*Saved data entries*
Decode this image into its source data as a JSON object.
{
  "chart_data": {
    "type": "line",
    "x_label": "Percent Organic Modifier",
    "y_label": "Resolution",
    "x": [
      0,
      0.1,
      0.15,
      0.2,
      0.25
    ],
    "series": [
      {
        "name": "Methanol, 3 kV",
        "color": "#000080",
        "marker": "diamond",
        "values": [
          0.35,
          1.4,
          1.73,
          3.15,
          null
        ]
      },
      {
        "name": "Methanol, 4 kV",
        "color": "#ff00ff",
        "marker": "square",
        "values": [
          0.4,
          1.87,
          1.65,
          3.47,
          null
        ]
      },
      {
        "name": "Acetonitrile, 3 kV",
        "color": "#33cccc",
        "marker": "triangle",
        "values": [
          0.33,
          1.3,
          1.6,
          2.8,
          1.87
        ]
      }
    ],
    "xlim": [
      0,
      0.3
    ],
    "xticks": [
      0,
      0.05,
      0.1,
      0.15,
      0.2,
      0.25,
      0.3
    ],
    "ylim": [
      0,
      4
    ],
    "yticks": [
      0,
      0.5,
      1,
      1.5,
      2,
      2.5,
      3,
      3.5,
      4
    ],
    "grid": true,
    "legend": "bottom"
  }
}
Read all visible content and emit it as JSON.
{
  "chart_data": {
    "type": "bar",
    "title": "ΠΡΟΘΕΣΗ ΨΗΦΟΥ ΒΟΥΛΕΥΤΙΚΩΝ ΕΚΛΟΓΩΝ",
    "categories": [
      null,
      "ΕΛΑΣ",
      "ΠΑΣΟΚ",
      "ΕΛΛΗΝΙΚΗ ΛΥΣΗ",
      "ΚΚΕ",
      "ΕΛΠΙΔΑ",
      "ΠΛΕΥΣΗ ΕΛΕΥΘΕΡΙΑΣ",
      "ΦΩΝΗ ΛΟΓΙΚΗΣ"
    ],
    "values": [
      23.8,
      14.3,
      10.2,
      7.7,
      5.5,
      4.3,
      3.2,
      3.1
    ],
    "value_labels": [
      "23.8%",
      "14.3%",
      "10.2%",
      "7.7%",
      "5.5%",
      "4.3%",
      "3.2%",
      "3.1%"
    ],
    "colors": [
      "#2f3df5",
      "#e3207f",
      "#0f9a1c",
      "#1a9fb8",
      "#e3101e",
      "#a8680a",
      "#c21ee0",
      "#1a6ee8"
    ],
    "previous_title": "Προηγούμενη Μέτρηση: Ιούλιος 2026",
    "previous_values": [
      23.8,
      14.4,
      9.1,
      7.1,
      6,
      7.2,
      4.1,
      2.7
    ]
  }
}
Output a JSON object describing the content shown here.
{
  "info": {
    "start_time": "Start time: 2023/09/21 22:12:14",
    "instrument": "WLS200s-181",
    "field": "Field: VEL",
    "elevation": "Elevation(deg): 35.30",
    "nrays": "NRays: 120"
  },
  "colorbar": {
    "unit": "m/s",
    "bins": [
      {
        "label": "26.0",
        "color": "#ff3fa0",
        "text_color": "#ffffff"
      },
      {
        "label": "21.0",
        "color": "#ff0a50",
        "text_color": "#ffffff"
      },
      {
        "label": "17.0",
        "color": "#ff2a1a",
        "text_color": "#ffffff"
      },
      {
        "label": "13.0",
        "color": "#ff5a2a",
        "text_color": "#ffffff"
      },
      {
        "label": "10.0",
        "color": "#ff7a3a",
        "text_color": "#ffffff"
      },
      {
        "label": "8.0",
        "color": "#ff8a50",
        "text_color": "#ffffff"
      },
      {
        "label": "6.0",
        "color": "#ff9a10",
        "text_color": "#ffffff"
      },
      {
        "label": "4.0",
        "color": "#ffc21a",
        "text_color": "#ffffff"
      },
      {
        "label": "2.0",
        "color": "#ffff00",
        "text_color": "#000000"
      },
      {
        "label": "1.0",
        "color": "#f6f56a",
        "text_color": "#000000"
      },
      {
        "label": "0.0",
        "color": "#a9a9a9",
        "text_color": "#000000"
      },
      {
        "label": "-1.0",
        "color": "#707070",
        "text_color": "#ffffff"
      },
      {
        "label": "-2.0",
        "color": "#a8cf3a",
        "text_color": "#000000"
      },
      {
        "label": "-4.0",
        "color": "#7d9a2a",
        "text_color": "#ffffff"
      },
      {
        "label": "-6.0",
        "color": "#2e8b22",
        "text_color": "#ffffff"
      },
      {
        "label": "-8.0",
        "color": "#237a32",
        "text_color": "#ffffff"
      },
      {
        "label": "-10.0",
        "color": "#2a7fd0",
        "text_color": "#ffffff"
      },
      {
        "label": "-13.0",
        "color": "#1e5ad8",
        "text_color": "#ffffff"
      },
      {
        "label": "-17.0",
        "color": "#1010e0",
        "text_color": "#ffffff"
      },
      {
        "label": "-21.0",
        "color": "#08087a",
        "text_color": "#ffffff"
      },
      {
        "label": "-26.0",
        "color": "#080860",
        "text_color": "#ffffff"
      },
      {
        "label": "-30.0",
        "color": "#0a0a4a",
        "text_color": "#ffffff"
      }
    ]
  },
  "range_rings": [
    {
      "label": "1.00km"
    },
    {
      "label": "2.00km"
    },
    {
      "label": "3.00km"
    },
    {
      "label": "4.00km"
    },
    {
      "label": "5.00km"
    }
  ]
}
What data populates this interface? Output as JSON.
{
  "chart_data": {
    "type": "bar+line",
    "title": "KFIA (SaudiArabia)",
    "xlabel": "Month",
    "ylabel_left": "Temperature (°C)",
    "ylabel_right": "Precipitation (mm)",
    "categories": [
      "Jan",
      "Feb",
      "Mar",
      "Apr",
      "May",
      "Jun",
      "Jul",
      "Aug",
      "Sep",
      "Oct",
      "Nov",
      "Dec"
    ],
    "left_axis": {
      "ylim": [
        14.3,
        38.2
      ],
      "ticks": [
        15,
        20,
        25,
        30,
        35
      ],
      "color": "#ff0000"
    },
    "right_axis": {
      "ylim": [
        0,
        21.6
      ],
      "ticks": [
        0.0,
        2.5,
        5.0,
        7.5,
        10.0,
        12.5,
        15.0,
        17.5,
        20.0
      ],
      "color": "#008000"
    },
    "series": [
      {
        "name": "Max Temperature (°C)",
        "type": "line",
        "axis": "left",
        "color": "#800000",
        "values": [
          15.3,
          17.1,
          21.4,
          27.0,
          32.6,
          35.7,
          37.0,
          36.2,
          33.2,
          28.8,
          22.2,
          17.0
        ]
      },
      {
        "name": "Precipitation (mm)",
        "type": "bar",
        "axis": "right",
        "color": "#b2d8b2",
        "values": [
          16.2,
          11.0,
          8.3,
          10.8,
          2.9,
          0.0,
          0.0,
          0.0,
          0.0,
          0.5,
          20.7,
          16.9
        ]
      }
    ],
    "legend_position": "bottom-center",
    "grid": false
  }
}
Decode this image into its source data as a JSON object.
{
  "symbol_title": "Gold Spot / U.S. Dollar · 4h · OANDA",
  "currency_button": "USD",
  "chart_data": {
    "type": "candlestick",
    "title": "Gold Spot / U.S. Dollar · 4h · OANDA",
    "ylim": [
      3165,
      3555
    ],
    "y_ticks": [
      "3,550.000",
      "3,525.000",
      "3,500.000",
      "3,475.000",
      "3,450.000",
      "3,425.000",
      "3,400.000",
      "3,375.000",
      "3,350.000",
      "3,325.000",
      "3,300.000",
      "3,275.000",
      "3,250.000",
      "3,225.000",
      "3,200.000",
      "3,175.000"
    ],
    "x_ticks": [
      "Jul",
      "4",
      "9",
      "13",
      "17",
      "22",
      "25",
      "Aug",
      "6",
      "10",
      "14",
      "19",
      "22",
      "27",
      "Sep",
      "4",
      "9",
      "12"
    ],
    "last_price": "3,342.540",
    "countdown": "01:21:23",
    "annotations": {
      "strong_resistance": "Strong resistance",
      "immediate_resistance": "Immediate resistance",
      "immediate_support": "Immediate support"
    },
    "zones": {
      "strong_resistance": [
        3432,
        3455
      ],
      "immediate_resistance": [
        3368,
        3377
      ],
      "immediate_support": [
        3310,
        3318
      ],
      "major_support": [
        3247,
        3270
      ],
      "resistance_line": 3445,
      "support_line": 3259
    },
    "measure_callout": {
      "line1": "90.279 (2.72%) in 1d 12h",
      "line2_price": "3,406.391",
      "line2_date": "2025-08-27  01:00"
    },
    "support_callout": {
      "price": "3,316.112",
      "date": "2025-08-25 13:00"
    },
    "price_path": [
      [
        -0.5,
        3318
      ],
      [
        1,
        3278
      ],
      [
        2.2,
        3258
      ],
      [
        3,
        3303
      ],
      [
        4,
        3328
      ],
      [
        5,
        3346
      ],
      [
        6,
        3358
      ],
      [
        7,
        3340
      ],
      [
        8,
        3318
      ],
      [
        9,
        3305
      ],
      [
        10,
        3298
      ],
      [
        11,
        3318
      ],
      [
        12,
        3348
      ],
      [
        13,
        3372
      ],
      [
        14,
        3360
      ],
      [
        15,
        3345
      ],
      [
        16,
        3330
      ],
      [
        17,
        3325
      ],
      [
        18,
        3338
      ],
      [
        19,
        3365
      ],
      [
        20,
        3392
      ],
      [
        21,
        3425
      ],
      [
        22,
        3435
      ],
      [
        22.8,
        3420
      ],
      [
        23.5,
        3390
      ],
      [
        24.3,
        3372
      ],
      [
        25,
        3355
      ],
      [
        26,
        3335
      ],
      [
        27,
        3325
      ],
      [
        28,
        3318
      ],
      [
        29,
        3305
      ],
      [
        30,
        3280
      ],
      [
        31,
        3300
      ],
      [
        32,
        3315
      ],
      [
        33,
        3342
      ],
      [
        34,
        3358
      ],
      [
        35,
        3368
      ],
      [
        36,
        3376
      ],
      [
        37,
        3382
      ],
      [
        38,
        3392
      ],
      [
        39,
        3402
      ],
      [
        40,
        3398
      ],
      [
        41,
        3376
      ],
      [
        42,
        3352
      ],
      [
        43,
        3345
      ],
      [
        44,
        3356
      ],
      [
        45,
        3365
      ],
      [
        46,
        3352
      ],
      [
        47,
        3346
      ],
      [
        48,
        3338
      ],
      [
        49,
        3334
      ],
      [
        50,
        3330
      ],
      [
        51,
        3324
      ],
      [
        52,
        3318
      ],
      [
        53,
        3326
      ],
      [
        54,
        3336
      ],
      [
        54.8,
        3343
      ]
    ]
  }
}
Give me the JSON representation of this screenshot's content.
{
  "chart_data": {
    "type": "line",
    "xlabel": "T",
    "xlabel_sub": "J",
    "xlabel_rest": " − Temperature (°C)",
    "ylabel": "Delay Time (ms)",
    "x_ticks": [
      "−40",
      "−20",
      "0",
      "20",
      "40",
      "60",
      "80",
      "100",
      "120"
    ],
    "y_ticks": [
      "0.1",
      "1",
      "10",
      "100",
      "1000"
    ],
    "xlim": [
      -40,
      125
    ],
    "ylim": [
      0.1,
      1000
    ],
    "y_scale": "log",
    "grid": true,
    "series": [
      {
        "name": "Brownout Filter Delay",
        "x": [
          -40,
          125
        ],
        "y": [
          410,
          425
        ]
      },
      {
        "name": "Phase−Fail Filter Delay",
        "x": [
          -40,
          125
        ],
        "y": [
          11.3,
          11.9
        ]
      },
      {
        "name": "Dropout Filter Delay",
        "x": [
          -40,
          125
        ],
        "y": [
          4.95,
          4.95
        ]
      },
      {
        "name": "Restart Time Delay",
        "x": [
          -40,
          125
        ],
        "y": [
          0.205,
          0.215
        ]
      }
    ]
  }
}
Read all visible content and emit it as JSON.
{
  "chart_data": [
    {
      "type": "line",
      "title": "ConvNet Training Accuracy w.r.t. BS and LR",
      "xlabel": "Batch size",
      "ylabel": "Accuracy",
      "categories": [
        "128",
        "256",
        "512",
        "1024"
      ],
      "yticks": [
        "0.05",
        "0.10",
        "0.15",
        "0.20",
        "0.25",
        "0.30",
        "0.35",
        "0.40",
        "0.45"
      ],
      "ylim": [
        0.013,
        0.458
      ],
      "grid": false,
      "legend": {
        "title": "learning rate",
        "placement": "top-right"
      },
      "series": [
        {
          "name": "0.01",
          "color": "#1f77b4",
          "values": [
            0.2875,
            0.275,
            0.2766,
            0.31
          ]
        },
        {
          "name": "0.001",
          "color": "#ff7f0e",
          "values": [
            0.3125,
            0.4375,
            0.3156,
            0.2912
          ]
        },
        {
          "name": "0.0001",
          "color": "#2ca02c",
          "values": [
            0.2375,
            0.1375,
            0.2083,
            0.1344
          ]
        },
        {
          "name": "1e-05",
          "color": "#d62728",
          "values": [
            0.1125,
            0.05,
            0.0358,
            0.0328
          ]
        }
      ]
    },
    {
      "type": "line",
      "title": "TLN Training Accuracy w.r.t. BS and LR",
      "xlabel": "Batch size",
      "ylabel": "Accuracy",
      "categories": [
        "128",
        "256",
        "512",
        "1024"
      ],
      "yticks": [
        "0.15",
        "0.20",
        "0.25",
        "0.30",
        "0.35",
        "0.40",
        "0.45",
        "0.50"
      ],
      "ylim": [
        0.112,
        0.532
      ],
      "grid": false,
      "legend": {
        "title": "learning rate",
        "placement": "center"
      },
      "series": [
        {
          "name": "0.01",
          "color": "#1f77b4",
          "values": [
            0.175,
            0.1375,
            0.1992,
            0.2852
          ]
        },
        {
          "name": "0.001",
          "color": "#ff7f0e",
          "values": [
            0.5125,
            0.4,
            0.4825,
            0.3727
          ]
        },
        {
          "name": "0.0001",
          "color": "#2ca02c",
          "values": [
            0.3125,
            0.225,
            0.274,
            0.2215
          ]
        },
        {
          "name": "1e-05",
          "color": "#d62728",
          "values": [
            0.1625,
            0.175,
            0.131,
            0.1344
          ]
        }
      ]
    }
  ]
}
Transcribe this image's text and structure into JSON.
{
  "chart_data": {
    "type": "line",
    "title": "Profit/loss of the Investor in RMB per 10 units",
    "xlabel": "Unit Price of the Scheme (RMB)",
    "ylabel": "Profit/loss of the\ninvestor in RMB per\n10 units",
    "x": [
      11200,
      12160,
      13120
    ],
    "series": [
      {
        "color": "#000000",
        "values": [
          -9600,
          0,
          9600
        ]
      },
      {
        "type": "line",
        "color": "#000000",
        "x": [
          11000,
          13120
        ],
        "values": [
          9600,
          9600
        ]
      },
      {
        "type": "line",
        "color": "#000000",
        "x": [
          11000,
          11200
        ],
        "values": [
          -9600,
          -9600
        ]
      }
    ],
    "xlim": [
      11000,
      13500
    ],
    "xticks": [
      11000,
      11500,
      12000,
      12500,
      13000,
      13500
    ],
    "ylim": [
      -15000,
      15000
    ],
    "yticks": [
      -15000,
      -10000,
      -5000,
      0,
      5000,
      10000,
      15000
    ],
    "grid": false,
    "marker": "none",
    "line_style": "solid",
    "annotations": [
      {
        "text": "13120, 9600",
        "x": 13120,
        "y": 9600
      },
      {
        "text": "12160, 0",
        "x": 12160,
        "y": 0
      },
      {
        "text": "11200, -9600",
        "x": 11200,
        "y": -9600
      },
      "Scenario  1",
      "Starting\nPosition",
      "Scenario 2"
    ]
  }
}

*What the task requires*
Locate each line with the word "bottom" and copy it.

*Solution for this exercise*
    "legend": "bottom"
    "legend_position": "bottom-center",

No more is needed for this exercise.